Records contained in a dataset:

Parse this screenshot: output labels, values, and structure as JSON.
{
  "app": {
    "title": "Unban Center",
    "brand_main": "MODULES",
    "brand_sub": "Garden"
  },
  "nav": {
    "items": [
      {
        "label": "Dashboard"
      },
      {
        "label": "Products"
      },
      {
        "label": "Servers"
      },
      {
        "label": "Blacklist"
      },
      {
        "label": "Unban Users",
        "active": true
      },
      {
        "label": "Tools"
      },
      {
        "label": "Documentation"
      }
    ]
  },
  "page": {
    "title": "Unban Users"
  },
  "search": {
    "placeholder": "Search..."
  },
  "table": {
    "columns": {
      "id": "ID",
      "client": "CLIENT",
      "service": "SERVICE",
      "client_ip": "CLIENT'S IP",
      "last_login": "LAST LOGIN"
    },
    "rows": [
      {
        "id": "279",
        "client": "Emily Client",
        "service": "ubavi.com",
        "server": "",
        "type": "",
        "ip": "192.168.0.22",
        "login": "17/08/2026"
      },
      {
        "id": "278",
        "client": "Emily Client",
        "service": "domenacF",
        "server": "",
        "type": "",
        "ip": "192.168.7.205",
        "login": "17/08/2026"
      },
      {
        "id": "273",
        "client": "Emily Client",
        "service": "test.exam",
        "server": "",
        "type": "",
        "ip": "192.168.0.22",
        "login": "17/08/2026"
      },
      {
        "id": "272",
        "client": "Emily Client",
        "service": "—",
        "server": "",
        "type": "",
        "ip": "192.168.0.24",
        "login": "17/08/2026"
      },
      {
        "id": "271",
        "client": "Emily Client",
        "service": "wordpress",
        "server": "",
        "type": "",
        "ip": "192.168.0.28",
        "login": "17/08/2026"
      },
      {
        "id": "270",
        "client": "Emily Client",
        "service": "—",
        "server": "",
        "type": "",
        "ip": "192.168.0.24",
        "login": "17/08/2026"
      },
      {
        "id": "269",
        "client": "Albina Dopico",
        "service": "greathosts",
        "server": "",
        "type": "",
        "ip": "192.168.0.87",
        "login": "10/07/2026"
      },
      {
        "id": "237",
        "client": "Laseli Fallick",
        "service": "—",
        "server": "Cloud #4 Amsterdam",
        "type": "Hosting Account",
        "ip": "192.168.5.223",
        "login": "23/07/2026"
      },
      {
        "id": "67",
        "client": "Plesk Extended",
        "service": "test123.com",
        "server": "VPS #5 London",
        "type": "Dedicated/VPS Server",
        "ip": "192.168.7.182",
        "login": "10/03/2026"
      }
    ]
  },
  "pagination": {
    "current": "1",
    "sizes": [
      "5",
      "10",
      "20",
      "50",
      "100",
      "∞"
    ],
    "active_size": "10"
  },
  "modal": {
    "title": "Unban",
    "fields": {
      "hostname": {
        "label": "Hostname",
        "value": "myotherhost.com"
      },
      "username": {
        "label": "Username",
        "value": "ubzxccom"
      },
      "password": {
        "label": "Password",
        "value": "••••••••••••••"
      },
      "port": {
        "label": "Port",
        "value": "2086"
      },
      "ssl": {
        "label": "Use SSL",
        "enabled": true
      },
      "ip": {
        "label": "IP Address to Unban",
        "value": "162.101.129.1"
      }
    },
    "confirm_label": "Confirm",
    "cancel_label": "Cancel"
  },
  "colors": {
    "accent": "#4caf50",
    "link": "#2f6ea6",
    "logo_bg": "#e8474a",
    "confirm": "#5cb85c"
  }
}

### EXERCISE GOAL
Select every line in the material above where the string "title" occurs, and copy it.

### RESULT OF THIS TASK
    "title": "Unban Center",
    "title": "Unban Users"
    "title": "Unban",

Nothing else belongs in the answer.